Each record must be reproduced exactly as it is shown.

# Data shown

---

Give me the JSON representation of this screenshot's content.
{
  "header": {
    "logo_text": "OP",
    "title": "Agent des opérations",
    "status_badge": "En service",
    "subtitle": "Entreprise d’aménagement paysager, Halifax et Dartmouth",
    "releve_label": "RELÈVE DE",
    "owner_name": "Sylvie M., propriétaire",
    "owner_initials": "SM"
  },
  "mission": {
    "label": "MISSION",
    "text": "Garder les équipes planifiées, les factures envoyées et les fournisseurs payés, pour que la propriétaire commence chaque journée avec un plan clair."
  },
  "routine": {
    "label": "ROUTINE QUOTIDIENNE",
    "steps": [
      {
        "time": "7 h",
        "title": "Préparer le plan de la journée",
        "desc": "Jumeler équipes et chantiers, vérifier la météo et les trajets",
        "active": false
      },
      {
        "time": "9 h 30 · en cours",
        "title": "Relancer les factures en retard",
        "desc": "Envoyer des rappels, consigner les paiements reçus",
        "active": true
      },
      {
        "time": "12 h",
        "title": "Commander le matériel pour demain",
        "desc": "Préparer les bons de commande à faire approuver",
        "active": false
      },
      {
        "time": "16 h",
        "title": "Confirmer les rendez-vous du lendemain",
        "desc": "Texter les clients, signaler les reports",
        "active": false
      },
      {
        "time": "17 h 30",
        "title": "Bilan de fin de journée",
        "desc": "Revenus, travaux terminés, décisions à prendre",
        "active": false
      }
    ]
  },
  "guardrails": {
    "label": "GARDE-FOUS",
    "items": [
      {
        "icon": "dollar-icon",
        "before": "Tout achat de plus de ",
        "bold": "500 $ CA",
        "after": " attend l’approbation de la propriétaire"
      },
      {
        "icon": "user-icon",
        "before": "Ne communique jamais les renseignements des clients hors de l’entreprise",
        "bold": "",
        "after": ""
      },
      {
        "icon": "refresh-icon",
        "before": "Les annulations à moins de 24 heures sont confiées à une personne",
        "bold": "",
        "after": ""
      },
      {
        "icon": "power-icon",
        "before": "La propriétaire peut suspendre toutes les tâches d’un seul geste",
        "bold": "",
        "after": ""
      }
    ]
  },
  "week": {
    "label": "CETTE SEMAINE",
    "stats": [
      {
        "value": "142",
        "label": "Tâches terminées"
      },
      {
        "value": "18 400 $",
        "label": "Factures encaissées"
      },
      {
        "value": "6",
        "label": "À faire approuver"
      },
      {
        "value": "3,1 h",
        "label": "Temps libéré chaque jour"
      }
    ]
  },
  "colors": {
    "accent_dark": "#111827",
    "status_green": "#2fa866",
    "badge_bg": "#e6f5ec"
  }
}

---

# Task response
Give me the JSON representation of this screenshot's content.
{
  "header": {
    "logo_text": "OP",
    "title": "Agent des opérations",
    "status_badge": "En service",
    "subtitle": "Entreprise d’aménagement paysager, Halifax et Dartmouth",
    "releve_label": "RELÈVE DE",
    "owner_name": "Sylvie M., propriétaire",
    "owner_initials": "SM"
  },
  "mission": {
    "label": "MISSION",
    "text": "Garder les équipes planifiées, les factures envoyées et les fournisseurs payés, pour que la propriétaire commence chaque journée avec un plan clair."
  },
  "routine": {
    "label": "ROUTINE QUOTIDIENNE",
    "steps": [
      {
        "time": "7 h",
        "title": "Préparer le plan de la journée",
        "desc": "Jumeler équipes et chantiers, vérifier la météo et les trajets",
        "active": false
      },
      {
        "time": "9 h 30 · en cours",
        "title": "Relancer les factures en retard",
        "desc": "Envoyer des rappels, consigner les paiements reçus",
        "active": true
      },
      {
        "time": "12 h",
        "title": "Commander le matériel pour demain",
        "desc": "Préparer les bons de commande à faire approuver",
        "active": false
      },
      {
        "time": "16 h",
        "title": "Confirmer les rendez-vous du lendemain",
        "desc": "Texter les clients, signaler les reports",
        "active": false
      },
      {
        "time": "17 h 30",
        "title": "Bilan de fin de journée",
        "desc": "Revenus, travaux terminés, décisions à prendre",
        "active": false
      }
    ]
  },
  "guardrails": {
    "label": "GARDE-FOUS",
    "items": [
      {
        "icon": "dollar-icon",
        "before": "Tout achat de plus de ",
        "bold": "500 $ CA",
        "after": " attend l’approbation de la propriétaire"
      },
      {
        "icon": "user-icon",
        "before": "Ne communique jamais les renseignements des clients hors de l’entreprise",
        "bold": "",
        "after": ""
      },
      {
        "icon": "refresh-icon",
        "before": "Les annulations à moins de 24 heures sont confiées à une personne",
        "bold": "",
        "after": ""
      },
      {
        "icon": "power-icon",
        "before": "La propriétaire peut suspendre toutes les tâches d’un seul geste",
        "bold": "",
        "after": ""
      }
    ]
  },
  "week": {
    "label": "CETTE SEMAINE",
    "stats": [
      {
        "value": "142",
        "label": "Tâches terminées"
      },
      {
        "value": "18 400 $",
        "label": "Factures encaissées"
      },
      {
        "value": "6",
        "label": "À faire approuver"
      },
      {
        "value": "3,1 h",
        "label": "Temps libéré chaque jour"
      }
    ]
  },
  "colors": {
    "accent_dark": "#111827",
    "status_green": "#2fa866",
    "badge_bg": "#e6f5ec"
  }
}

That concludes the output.